--- Begin Supplied data ---

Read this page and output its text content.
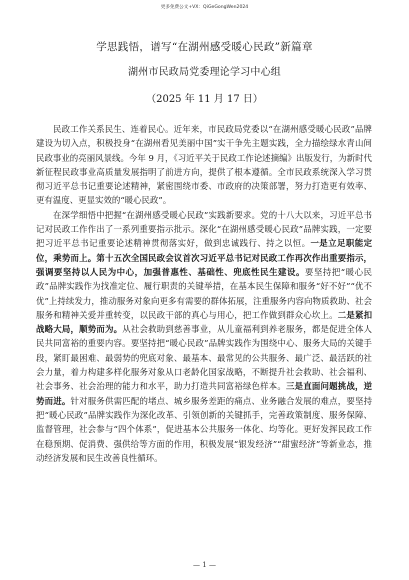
更多免费公文+VX：QiGeGongWen2024
学思践悟，谱写“在湖州感受暖心民政”新篇章
湖州市民政局党委理论学习中心组
（2025 年 11 月 17 日）

民政工作关系民生、连着民心。近年来，市民政局党委以“在湖州感受暖心民政”品牌建设为切入点，积极投身“在湖州看见美丽中国”实干争先主题实践，全力描绘绿水青山间民政事业的亮丽风景线。今年 9 月，《习近平关于民政工作论述摘编》出版发行，为新时代新征程民政事业高质量发展指明了前进方向，提供了根本遵循。全市民政系统深入学习贯彻习近平总书记重要论述精神，紧密围绕市委、市政府的决策部署，努力打造更有效率、更有温度、更显实效的“暖心民政”。

在深学细悟中把握“在湖州感受暖心民政”实践新要求。党的十八大以来，习近平总书记对民政工作作出了一系列重要指示批示。深化“在湖州感受暖心民政”品牌实践，一定要把习近平总书记重要论述精神贯彻落实好，做到忠诚践行、持之以恒。一是立足职能定位，乘势而上。第十五次全国民政会议首次习近平总书记对民政工作再次作出重要指示，强调要坚持以人民为中心，加强普惠性、基础性、兜底性民生建设。要坚持把“暖心民政”品牌实践作为找准定位、履行职责的关键举措，在基本民生保障和服务“好不好”“优不优”上持续发力，推动服务对象向更多有需要的群体拓展，注重服务内容向物质救助、社会服务和精神关爱并重转变，以民政干部的真心与用心，把工作做到群众心坎上。二是紧扣战略大局，顺势而为。从社会救助到慈善事业，从儿童福利到养老服务，都是促进全体人民共同富裕的重要内容。要坚持把“暖心民政”品牌实践作为围绕中心、服务大局的关键手段，紧盯最困难、最弱势的兜底对象、最基本、最常见的公共服务、最广泛、最活跃的社会力量，着力构建多样化服务对象从口老龄化国家战略，不断提升社会救助、社会福利、社会事务、社会治理的能力和水平，助力打造共同富裕绿色样本。三是直面问题挑战，逆势而进。针对服务供需匹配的堵点、城乡服务差距的痛点、业务融合发展的难点，要坚持把“暖心民政”品牌实践作为深化改革、引领创新的关键抓手，完善政策制度、服务保障、监督管理，社会参与“四个体系”，促进基本公共服务一体化、均等化。更好发挥民政工作在稳预期、促消费、强供给等方面的作用，积极发展“银发经济”“甜蜜经济”等新业态，推动经济发展和民生改善良性循环。

— 1 —
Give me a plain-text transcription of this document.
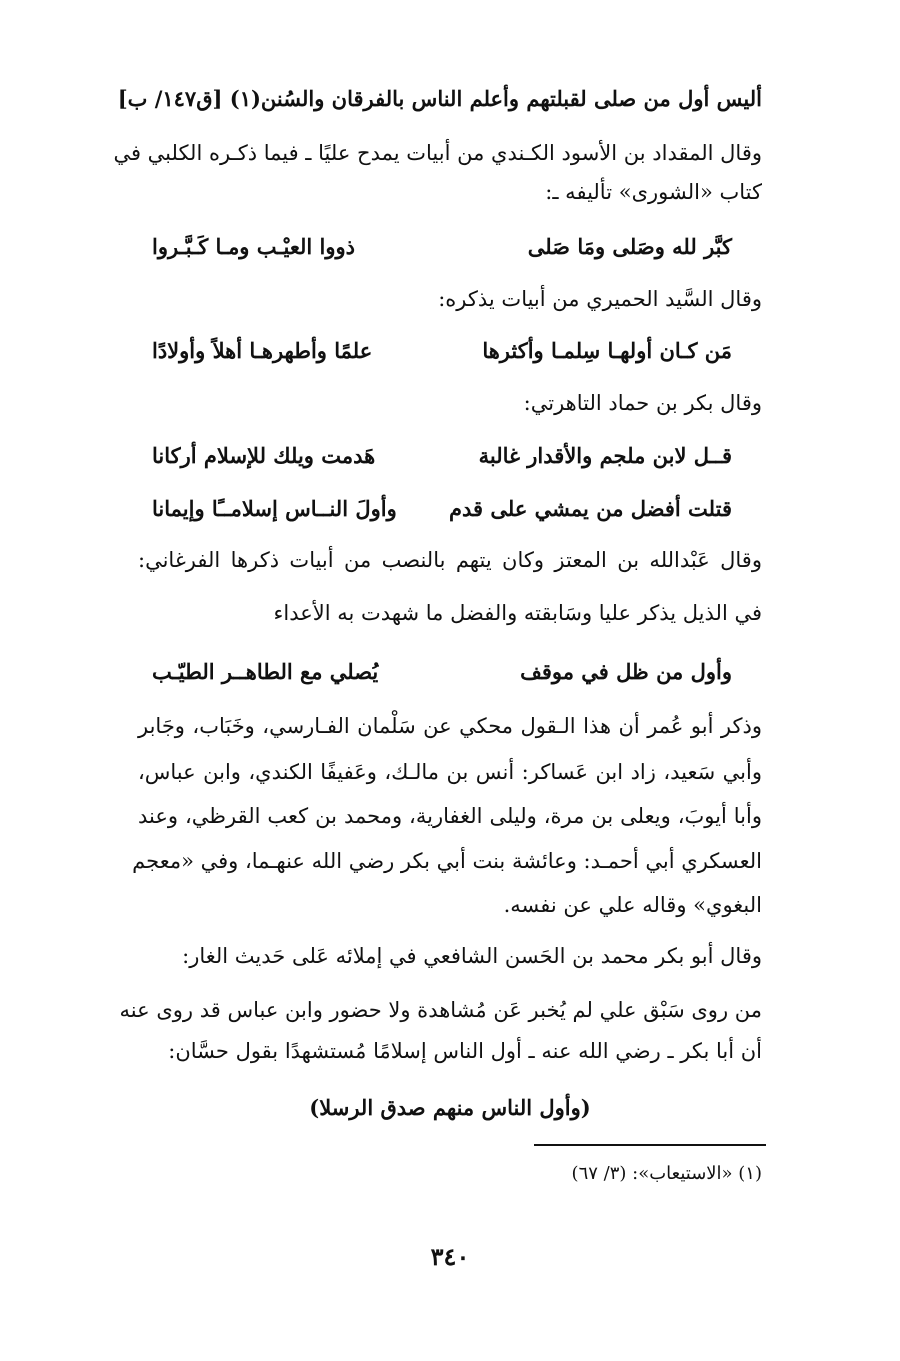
أليس أول من صلى لقبلتهم وأعلم الناس بالفرقان والسُنن(١) [ق١٤٧/ ب]
وقال المقداد بن الأسود الكـندي من أبيات يمدح عليًا ـ فيما ذكـره الكلبي في
كتاب «الشورى» تأليفه ـ:
كبَّر لله وصَلى ومَا صَلى
ذووا العيْـب ومـا كَـبَّـروا
وقال السَّيد الحميري من أبيات يذكره:
مَن كـان أولهـا سِلمـا وأكثرها
علمًا وأطهرهـا أهلاً وأولادًا
وقال بكر بن حماد التاهرتي:
قــل لابن ملجم والأقدار غالبة
هَدمت ويلك للإسلام أركانا
قتلت أفضل من يمشي على قدم
وأولَ النــاس إسلامــًا وإيمانا
وقال عَبْدالله بن المعتز وكان يتهم بالنصب من أبيات ذكرها الفرغاني:
في الذيل يذكر عليا وسَابقته والفضل ما شهدت به الأعداء
وأول من ظل في موقف
يُصلي مع الطاهــر الطيّـب
وذكر أبو عُمر أن هذا الـقول محكي عن سَلْمان الفـارسي، وخَبَاب، وجَابر
وأبي سَعيد، زاد ابن عَساكر: أنس بن مالـك، وعَفيفًا الكندي، وابن عباس،
وأبا أيوبَ، ويعلى بن مرة، وليلى الغفارية، ومحمد بن كعب القرظي، وعند
العسكري أبي أحمـد: وعائشة بنت أبي بكر رضي الله عنهـما، وفي «معجم
البغوي» وقاله علي عن نفسه.
وقال أبو بكر محمد بن الحَسن الشافعي في إملائه عَلى حَديث الغار:
من روى سَبْق علي لم يُخبر عَن مُشاهدة ولا حضور وابن عباس قد روى عنه
أن أبا بكر ـ رضي الله عنه ـ أول الناس إسلامًا مُستشهدًا بقول حسَّان:
(وأول الناس منهم صدق الرسلا)
(١) «الاستيعاب»: (٣/ ٦٧)
٣٤٠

--- End Supplied data ---

*Aim*
Exactly the lines from the one with "Give me a plain-text" through the end of the records should be written out, and only those. Pictures do not belong in the copy.

*Finished answer*
Give me a plain-text transcription of this document.
أليس أول من صلى لقبلتهم وأعلم الناس بالفرقان والسُنن(١) [ق١٤٧/ ب]
وقال المقداد بن الأسود الكـندي من أبيات يمدح عليًا ـ فيما ذكـره الكلبي في
كتاب «الشورى» تأليفه ـ:
كبَّر لله وصَلى ومَا صَلى
ذووا العيْـب ومـا كَـبَّـروا
وقال السَّيد الحميري من أبيات يذكره:
مَن كـان أولهـا سِلمـا وأكثرها
علمًا وأطهرهـا أهلاً وأولادًا
وقال بكر بن حماد التاهرتي:
قــل لابن ملجم والأقدار غالبة
هَدمت ويلك للإسلام أركانا
قتلت أفضل من يمشي على قدم
وأولَ النــاس إسلامــًا وإيمانا
وقال عَبْدالله بن المعتز وكان يتهم بالنصب من أبيات ذكرها الفرغاني:
في الذيل يذكر عليا وسَابقته والفضل ما شهدت به الأعداء
وأول من ظل في موقف
يُصلي مع الطاهــر الطيّـب
وذكر أبو عُمر أن هذا الـقول محكي عن سَلْمان الفـارسي، وخَبَاب، وجَابر
وأبي سَعيد، زاد ابن عَساكر: أنس بن مالـك، وعَفيفًا الكندي، وابن عباس،
وأبا أيوبَ، ويعلى بن مرة، وليلى الغفارية، ومحمد بن كعب القرظي، وعند
العسكري أبي أحمـد: وعائشة بنت أبي بكر رضي الله عنهـما، وفي «معجم
البغوي» وقاله علي عن نفسه.
وقال أبو بكر محمد بن الحَسن الشافعي في إملائه عَلى حَديث الغار:
من روى سَبْق علي لم يُخبر عَن مُشاهدة ولا حضور وابن عباس قد روى عنه
أن أبا بكر ـ رضي الله عنه ـ أول الناس إسلامًا مُستشهدًا بقول حسَّان:
(وأول الناس منهم صدق الرسلا)
(١) «الاستيعاب»: (٣/ ٦٧)
٣٤٠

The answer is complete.